*GIVEN PASSAGE:*

- - - - -

Renewed hate-polemic

Why is Mr. Sohail's story of significance to India? If renewed hate-polemic directed at India by figures like Mr. Sayeed is the theory of the jihad in Jammu and Kashmir, camps like those he trained at are the practice. Indian authorities, notably the Chief of the Army Staff, Nirmal C. Vij, have pointed in recent weeks to a renewed offensive of cross-border infiltration, and argued that this would not be possible without official Pakistani patronage. Mr. Sohail's account suggests that Indian charges that Pakistan continues to arm and train jihadi cadre to fight in Jammu and Kashmir are true. Writing in The New York Times early this month, journalist Carlotta Gall noted that "it is in an open secret in Pakistan" that jihadi groups fighting in Jammu and Kashmir "have continued to train men and infiltrate them" across the Line of Control.

Close links

A study of Pakistan's recent crackdown on terror also illustrates another disturbing development — the close links between Islamists fighting in Afghanistan and West Asia, groups Pakistan opposes, and those operating in Jammu and Kashmir, which Pakistan not-so-secretly endorses. Weeks after Mr. Sohail's story of arrest, Pakistani authorities detained two key figures in Pakistan's jihad apparatus, HuM's Fazl-ur-Rahman Khalil and Qari Saifullah Akhtar, the head of its sister organisation, the Harkat-ul-Jihad-al-Islami (HuJI). Both organisations were founded with cash and guns paid for by the U.S., in the course of the jihad against the Soviet Union in Afghanistan. Soon after the end of that campaign, HuJI and HuM merged to form the Harkat-ul-Ansar, which for a while became among the most dreaded organisations in Jammu and Kashmir.

- - - - -

*DESCRIPTION OF THE TASK:* Continue the passage on Pakistan's jihadi groups and Jammu and Kashmir from its last sentence.

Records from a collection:
- - - - -

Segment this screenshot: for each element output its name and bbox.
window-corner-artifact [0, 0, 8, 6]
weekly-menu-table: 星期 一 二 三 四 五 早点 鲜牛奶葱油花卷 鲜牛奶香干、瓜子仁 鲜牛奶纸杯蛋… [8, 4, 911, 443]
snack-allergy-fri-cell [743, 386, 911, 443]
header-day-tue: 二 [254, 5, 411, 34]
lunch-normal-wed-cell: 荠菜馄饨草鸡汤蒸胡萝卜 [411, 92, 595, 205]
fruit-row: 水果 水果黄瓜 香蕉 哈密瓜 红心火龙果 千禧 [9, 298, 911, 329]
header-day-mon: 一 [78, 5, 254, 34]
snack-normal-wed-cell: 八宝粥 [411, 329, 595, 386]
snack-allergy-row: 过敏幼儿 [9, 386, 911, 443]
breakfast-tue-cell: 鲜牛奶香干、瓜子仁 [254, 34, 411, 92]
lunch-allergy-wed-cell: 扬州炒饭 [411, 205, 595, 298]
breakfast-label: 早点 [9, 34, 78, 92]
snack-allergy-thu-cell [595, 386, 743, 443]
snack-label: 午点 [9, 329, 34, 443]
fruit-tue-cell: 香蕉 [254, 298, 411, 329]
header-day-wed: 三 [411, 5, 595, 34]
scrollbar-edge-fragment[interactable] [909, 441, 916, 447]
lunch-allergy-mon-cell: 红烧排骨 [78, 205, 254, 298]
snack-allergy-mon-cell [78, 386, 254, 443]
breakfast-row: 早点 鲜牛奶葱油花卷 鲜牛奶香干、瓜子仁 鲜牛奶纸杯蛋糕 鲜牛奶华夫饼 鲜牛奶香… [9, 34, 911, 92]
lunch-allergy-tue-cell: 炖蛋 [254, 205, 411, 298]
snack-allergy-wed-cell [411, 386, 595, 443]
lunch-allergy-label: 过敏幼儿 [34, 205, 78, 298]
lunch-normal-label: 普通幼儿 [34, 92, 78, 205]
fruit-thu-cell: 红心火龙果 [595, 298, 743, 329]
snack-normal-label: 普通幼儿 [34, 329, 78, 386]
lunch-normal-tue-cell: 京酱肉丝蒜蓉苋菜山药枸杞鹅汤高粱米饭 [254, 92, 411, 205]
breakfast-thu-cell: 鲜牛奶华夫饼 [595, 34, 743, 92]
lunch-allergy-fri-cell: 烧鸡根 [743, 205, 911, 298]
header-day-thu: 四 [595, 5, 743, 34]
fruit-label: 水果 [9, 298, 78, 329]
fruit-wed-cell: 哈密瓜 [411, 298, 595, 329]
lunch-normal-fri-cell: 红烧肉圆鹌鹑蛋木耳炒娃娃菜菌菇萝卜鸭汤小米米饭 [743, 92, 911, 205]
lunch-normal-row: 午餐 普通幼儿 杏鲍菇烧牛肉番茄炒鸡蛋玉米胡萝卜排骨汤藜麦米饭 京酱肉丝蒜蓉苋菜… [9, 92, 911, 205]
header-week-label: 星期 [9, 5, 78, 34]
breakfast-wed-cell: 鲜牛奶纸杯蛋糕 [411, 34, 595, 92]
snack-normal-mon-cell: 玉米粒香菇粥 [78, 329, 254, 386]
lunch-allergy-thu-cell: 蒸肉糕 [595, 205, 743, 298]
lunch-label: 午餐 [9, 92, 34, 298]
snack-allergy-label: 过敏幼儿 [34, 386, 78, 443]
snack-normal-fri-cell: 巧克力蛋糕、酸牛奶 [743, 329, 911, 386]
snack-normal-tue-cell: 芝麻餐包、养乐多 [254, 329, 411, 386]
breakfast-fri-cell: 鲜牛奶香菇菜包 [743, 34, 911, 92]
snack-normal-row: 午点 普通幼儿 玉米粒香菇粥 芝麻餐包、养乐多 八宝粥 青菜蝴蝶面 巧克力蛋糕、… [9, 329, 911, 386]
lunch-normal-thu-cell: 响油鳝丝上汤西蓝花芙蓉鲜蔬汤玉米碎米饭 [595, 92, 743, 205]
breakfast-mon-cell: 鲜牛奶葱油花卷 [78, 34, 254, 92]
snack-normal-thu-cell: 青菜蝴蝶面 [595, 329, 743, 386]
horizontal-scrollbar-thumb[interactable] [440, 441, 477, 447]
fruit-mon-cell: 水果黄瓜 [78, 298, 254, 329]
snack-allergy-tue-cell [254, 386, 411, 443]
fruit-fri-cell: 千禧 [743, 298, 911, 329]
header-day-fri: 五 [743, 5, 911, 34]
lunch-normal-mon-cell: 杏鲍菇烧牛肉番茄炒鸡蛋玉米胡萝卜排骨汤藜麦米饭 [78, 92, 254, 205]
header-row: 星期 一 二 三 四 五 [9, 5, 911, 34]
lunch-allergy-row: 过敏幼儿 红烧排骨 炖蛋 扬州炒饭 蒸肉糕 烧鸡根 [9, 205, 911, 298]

- - - - -

*RESPONSE BELOW:*
In 1997, the al-Faran, a Harkat-ul-Ansar front organisation, kidnapped and killed five U.S. and European nationals in Jammu and Kashmir. The international outrage over the killing, and feuds over cash and influence, led Mr. Khalil and Mr. Akhtar to split again. An abortive reconciliation attempt was made by Maulana Masood Azhar, the ultra-right cleric and terrorist, eventually released from an Indian jail in the course of the Indian Airlines flight IC-814 hostages-for-prisoners swap.

Mr. Khalil's HuM, meanwhile, became a founding member of the International Islamic Front in February 1998. That year, a HuM training camp in Afghanistan was bombed by the U.S. in an effort to target Osama bin Laden for his alleged role in the bombings of that country's embassies in Nairobi and Dar-es-Salaam.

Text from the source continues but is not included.